Objective —
Show all lines holding the string "code".

Dataset records —
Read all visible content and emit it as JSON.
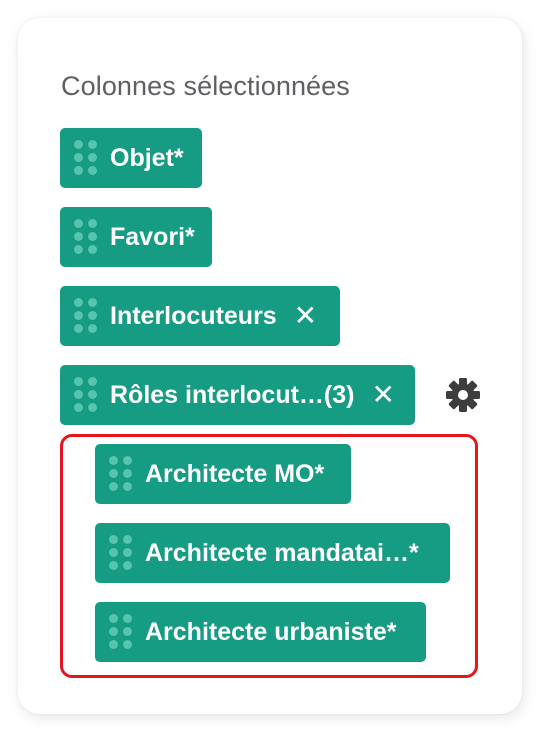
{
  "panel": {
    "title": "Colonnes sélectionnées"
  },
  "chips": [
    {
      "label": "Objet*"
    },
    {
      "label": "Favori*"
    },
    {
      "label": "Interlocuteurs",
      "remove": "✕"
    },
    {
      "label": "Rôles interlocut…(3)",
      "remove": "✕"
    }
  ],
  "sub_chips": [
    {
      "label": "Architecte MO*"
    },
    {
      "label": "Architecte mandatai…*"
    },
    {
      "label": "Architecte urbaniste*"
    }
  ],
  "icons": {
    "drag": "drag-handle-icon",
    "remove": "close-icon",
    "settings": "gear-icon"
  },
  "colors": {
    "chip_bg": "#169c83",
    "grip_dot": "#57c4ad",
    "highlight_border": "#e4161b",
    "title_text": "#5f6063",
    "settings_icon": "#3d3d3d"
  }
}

==

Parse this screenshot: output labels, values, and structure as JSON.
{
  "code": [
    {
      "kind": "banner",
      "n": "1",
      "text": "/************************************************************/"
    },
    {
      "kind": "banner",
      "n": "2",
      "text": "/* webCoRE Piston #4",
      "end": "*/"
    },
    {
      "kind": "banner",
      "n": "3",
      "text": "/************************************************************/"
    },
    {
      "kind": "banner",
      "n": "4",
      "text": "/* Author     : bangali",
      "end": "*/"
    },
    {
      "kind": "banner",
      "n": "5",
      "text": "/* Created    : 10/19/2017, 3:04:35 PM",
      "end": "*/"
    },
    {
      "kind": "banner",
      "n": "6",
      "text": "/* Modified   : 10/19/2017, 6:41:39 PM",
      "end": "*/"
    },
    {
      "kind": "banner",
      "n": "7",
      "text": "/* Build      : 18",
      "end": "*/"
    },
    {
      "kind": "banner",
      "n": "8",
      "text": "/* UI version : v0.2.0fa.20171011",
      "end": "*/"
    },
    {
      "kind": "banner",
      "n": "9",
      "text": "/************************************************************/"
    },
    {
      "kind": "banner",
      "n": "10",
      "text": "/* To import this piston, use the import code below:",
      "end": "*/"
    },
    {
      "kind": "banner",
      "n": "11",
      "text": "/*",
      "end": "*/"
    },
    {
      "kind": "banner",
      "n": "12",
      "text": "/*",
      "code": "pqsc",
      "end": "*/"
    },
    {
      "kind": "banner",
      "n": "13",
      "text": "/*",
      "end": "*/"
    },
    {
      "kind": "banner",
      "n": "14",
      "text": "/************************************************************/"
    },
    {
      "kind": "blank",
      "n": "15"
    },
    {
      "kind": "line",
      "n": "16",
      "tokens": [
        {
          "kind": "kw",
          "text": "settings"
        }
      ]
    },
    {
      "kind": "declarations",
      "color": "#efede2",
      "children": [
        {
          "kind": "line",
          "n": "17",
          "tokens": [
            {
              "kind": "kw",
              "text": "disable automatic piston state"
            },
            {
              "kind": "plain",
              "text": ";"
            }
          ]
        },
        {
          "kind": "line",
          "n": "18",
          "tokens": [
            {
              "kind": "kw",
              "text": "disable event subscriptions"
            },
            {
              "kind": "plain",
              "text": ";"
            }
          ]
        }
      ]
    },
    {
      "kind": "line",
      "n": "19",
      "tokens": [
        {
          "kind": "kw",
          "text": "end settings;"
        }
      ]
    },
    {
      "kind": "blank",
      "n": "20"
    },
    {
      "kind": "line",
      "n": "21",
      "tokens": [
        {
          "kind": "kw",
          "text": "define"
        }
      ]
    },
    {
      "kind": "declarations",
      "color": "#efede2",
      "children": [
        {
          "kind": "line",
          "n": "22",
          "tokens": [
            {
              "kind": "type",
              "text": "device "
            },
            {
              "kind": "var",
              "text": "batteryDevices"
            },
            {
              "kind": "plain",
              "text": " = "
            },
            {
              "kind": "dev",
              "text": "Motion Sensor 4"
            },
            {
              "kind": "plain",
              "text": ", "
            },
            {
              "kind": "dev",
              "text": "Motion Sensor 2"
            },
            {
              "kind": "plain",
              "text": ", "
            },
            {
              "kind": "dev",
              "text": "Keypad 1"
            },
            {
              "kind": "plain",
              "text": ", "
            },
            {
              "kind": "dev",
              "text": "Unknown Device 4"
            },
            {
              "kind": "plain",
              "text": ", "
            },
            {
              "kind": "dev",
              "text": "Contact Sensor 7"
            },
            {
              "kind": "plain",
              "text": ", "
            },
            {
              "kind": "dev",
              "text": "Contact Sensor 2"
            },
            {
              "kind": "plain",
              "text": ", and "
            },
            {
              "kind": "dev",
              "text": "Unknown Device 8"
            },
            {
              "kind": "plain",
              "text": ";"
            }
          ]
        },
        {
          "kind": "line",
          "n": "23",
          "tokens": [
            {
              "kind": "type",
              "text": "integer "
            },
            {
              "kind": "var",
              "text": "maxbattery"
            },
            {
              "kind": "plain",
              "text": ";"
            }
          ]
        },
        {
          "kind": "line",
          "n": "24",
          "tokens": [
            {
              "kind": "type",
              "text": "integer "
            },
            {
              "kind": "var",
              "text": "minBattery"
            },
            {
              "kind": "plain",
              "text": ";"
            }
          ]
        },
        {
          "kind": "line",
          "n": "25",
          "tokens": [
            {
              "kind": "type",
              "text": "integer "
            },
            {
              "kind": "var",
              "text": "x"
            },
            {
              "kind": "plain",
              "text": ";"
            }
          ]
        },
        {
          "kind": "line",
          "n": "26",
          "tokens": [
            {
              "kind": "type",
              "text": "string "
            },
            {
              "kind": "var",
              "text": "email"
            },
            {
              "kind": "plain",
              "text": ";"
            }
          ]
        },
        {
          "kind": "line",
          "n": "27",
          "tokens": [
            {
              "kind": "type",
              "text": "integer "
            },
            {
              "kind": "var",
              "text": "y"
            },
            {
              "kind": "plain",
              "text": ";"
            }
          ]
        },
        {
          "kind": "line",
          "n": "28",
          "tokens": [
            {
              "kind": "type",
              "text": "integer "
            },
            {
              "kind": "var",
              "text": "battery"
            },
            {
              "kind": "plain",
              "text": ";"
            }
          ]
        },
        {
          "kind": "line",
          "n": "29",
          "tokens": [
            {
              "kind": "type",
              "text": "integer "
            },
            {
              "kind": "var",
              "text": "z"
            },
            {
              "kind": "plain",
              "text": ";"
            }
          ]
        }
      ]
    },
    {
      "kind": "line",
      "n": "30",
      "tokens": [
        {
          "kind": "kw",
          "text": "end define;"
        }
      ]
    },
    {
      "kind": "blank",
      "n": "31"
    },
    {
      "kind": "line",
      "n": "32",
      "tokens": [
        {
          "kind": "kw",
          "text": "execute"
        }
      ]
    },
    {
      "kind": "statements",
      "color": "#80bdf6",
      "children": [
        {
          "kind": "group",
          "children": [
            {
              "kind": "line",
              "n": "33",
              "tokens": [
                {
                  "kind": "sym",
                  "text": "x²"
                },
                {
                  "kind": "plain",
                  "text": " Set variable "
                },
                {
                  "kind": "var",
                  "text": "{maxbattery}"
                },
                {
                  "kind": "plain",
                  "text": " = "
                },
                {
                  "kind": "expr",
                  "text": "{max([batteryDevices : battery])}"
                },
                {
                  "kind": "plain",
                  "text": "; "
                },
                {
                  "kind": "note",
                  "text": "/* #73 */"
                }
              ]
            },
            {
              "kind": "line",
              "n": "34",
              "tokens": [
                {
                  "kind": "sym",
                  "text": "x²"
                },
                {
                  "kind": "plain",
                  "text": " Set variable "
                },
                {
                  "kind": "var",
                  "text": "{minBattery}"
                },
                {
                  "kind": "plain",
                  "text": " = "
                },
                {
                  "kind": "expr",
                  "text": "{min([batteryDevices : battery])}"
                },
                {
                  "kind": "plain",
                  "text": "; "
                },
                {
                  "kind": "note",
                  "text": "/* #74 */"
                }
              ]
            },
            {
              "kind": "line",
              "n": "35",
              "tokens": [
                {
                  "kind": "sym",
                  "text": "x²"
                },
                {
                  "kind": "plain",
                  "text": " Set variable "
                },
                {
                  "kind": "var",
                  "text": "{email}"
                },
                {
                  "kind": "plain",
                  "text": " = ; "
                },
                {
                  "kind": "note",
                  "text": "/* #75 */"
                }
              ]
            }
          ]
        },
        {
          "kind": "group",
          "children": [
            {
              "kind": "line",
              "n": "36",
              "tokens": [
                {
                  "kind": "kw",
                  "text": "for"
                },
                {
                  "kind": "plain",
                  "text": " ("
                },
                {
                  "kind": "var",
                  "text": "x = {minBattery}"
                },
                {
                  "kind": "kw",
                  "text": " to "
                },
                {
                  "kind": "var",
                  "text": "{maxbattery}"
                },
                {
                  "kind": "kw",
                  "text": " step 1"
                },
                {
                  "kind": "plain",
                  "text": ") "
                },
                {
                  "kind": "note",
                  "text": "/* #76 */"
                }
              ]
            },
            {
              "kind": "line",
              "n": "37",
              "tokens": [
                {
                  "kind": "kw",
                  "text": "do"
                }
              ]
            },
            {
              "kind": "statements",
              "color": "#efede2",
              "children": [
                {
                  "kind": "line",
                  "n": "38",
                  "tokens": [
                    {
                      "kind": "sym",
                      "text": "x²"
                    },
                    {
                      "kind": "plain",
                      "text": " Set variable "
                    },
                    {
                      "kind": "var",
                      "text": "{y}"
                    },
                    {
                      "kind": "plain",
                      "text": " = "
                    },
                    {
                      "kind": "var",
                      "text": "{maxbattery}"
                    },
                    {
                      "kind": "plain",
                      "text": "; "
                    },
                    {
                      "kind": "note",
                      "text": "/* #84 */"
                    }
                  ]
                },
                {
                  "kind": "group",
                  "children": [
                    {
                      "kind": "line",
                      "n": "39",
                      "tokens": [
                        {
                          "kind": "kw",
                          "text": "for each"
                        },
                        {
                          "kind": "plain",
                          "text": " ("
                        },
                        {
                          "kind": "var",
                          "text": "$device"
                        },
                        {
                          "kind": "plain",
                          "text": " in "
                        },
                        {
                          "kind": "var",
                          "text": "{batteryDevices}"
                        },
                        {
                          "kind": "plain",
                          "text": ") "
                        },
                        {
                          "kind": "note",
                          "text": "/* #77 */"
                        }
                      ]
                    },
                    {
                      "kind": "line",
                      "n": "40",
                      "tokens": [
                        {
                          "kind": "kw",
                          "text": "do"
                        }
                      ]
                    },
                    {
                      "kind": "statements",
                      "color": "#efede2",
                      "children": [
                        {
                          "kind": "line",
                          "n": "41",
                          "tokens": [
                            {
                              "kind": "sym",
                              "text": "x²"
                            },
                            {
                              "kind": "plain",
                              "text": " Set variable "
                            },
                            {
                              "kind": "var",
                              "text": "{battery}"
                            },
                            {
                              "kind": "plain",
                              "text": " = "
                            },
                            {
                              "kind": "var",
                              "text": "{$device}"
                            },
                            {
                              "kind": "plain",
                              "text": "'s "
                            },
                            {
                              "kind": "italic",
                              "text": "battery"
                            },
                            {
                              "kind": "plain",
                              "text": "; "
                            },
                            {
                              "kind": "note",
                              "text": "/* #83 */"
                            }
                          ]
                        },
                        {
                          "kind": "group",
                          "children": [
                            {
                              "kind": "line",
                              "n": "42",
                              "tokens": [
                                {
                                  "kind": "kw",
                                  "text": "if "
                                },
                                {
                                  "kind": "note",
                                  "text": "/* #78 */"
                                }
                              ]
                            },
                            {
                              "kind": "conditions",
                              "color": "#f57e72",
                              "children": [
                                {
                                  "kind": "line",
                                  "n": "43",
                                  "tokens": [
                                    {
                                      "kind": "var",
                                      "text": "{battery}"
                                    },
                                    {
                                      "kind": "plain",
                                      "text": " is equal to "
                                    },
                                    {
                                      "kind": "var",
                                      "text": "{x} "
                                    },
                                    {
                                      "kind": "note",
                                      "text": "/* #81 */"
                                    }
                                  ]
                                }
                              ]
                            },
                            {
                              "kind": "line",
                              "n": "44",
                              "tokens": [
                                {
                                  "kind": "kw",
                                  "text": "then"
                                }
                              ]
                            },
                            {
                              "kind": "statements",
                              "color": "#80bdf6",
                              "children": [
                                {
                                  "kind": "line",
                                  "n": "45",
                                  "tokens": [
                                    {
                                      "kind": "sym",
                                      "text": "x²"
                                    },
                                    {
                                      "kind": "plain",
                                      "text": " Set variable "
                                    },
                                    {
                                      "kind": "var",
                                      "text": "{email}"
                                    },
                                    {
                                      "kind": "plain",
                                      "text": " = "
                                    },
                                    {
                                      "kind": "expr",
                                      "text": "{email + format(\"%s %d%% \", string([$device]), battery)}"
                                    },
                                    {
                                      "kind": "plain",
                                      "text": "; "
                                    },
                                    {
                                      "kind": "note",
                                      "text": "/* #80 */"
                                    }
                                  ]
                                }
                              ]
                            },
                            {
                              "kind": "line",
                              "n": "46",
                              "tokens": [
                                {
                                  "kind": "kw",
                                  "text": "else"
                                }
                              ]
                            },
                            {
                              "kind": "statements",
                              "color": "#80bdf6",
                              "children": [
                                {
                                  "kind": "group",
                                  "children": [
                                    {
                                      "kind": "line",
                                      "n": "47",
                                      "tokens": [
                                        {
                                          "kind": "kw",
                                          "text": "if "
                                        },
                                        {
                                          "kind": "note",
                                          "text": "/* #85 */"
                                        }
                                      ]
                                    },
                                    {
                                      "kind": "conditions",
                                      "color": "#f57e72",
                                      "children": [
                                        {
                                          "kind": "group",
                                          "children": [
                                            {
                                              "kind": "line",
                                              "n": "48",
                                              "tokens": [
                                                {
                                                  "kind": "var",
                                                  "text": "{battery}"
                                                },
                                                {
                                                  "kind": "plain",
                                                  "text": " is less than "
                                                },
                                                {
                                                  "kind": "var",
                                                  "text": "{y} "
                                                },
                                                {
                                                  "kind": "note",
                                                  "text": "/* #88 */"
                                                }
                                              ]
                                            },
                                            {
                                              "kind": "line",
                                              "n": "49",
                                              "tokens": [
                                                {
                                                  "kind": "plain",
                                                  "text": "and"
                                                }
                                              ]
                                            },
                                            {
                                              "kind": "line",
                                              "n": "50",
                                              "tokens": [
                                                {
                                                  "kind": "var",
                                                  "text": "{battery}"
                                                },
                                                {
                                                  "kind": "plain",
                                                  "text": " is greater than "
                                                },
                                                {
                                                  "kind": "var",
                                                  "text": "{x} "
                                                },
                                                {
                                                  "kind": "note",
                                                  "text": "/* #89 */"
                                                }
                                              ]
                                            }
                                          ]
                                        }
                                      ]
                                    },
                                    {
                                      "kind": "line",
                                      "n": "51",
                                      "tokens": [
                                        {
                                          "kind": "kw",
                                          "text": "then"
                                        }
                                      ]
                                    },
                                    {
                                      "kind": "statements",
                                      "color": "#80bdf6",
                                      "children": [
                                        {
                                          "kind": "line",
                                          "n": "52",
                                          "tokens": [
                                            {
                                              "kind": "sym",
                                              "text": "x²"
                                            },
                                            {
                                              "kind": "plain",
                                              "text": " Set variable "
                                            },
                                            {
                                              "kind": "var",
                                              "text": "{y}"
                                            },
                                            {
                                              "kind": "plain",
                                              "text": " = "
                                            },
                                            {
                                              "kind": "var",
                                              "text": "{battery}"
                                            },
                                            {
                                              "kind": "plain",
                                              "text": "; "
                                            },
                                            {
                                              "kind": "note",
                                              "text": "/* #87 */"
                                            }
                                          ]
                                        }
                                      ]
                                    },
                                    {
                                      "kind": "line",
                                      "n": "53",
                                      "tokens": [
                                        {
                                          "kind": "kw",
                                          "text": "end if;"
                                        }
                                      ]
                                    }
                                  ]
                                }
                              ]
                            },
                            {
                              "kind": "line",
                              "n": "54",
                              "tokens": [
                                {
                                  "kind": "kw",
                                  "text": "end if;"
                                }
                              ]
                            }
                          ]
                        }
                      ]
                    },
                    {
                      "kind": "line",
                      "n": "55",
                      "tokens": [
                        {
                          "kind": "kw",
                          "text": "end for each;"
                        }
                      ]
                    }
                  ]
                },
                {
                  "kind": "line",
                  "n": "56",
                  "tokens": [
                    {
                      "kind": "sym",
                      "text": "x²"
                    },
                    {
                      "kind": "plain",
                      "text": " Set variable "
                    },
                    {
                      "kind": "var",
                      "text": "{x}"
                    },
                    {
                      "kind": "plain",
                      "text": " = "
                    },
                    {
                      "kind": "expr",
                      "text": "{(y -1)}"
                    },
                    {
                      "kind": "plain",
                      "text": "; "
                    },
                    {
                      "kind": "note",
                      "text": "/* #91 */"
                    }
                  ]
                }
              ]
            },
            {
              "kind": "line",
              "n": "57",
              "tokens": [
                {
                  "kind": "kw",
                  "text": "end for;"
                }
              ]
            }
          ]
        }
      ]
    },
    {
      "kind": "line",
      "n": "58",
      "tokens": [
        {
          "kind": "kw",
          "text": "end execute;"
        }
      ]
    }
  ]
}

Final result —
  "code": [
      "text": "/* To import this piston, use the import code below:",
      "code": "pqsc",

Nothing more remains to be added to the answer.